Direction: Quote every entry word for word.

Extracted material:

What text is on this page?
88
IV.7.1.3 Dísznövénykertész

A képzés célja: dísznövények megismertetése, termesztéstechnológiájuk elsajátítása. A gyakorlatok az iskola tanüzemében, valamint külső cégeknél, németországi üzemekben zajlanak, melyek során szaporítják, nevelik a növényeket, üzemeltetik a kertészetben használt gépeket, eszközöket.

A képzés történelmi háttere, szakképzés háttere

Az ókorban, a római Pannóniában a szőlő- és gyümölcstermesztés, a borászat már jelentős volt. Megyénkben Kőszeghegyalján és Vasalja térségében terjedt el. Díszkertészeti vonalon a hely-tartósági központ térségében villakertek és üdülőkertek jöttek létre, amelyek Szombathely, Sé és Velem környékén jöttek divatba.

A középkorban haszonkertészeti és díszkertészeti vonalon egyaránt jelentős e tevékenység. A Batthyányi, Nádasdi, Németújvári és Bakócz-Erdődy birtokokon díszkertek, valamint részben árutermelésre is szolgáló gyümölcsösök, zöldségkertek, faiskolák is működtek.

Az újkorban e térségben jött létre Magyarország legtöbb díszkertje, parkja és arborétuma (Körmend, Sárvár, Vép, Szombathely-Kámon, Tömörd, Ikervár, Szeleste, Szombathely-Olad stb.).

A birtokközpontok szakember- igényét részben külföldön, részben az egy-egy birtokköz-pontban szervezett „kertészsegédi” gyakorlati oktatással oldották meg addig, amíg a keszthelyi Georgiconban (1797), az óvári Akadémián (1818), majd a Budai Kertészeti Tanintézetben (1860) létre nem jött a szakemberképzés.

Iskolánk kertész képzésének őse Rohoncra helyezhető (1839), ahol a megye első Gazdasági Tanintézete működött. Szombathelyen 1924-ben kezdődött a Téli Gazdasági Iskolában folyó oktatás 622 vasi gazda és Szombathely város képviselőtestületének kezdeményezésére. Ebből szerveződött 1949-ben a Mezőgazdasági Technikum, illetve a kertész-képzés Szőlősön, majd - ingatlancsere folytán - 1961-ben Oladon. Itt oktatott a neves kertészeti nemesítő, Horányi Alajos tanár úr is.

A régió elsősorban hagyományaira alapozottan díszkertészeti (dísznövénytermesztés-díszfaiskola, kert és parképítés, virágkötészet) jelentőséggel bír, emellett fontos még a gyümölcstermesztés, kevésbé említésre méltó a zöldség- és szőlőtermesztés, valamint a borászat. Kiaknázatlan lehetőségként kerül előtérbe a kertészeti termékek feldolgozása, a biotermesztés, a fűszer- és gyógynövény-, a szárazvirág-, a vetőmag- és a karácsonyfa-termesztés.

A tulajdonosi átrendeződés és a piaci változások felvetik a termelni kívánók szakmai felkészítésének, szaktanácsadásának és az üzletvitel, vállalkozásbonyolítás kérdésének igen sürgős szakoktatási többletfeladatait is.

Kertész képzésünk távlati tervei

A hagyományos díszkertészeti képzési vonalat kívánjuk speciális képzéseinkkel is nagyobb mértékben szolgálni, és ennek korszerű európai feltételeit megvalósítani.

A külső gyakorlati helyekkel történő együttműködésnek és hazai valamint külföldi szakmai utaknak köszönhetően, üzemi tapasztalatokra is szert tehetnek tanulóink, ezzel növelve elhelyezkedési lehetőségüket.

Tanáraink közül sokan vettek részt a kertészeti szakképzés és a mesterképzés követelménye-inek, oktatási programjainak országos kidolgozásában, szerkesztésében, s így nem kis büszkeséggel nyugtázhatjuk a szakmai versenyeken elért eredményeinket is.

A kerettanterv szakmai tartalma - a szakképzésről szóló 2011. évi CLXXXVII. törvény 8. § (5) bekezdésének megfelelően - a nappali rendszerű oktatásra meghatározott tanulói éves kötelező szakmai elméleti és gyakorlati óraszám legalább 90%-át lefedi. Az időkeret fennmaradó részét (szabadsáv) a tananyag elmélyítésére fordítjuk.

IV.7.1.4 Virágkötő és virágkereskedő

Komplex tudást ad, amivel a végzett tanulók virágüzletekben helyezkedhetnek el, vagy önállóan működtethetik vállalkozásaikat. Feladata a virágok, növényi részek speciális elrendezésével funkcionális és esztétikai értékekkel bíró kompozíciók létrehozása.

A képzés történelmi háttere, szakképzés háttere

Result of the task:
What text is on this page?
88
IV.7.1.3 Dísznövénykertész

A képzés célja: dísznövények megismertetése, termesztéstechnológiájuk elsajátítása. A gyakorlatok az iskola tanüzemében, valamint külső cégeknél, németországi üzemekben zajlanak, melyek során szaporítják, nevelik a növényeket, üzemeltetik a kertészetben használt gépeket, eszközöket.

A képzés történelmi háttere, szakképzés háttere

Az ókorban, a római Pannóniában a szőlő- és gyümölcstermesztés, a borászat már jelentős volt. Megyénkben Kőszeghegyalján és Vasalja térségében terjedt el. Díszkertészeti vonalon a hely-tartósági központ térségében villakertek és üdülőkertek jöttek létre, amelyek Szombathely, Sé és Velem környékén jöttek divatba.

A középkorban haszonkertészeti és díszkertészeti vonalon egyaránt jelentős e tevékenység. A Batthyányi, Nádasdi, Németújvári és Bakócz-Erdődy birtokokon díszkertek, valamint részben árutermelésre is szolgáló gyümölcsösök, zöldségkertek, faiskolák is működtek.

Az újkorban e térségben jött létre Magyarország legtöbb díszkertje, parkja és arborétuma (Körmend, Sárvár, Vép, Szombathely-Kámon, Tömörd, Ikervár, Szeleste, Szombathely-Olad stb.).

A birtokközpontok szakember- igényét részben külföldön, részben az egy-egy birtokköz-pontban szervezett „kertészsegédi” gyakorlati oktatással oldották meg addig, amíg a keszthelyi Georgiconban (1797), az óvári Akadémián (1818), majd a Budai Kertészeti Tanintézetben (1860) létre nem jött a szakemberképzés.

Iskolánk kertész képzésének őse Rohoncra helyezhető (1839), ahol a megye első Gazdasági Tanintézete működött. Szombathelyen 1924-ben kezdődött a Téli Gazdasági Iskolában folyó oktatás 622 vasi gazda és Szombathely város képviselőtestületének kezdeményezésére. Ebből szerveződött 1949-ben a Mezőgazdasági Technikum, illetve a kertész-képzés Szőlősön, majd - ingatlancsere folytán - 1961-ben Oladon. Itt oktatott a neves kertészeti nemesítő, Horányi Alajos tanár úr is.

A régió elsősorban hagyományaira alapozottan díszkertészeti (dísznövénytermesztés-díszfaiskola, kert és parképítés, virágkötészet) jelentőséggel bír, emellett fontos még a gyümölcstermesztés, kevésbé említésre méltó a zöldség- és szőlőtermesztés, valamint a borászat. Kiaknázatlan lehetőségként kerül előtérbe a kertészeti termékek feldolgozása, a biotermesztés, a fűszer- és gyógynövény-, a szárazvirág-, a vetőmag- és a karácsonyfa-termesztés.

A tulajdonosi átrendeződés és a piaci változások felvetik a termelni kívánók szakmai felkészítésének, szaktanácsadásának és az üzletvitel, vállalkozásbonyolítás kérdésének igen sürgős szakoktatási többletfeladatait is.

Kertész képzésünk távlati tervei

A hagyományos díszkertészeti képzési vonalat kívánjuk speciális képzéseinkkel is nagyobb mértékben szolgálni, és ennek korszerű európai feltételeit megvalósítani.

A külső gyakorlati helyekkel történő együttműködésnek és hazai valamint külföldi szakmai utaknak köszönhetően, üzemi tapasztalatokra is szert tehetnek tanulóink, ezzel növelve elhelyezkedési lehetőségüket.

Tanáraink közül sokan vettek részt a kertészeti szakképzés és a mesterképzés követelménye-inek, oktatási programjainak országos kidolgozásában, szerkesztésében, s így nem kis büszkeséggel nyugtázhatjuk a szakmai versenyeken elért eredményeinket is.

A kerettanterv szakmai tartalma - a szakképzésről szóló 2011. évi CLXXXVII. törvény 8. § (5) bekezdésének megfelelően - a nappali rendszerű oktatásra meghatározott tanulói éves kötelező szakmai elméleti és gyakorlati óraszám legalább 90%-át lefedi. Az időkeret fennmaradó részét (szabadsáv) a tananyag elmélyítésére fordítjuk.

IV.7.1.4 Virágkötő és virágkereskedő

Komplex tudást ad, amivel a végzett tanulók virágüzletekben helyezkedhetnek el, vagy önállóan működtethetik vállalkozásaikat. Feladata a virágok, növényi részek speciális elrendezésével funkcionális és esztétikai értékekkel bíró kompozíciók létrehozása.

A képzés történelmi háttere, szakképzés háttere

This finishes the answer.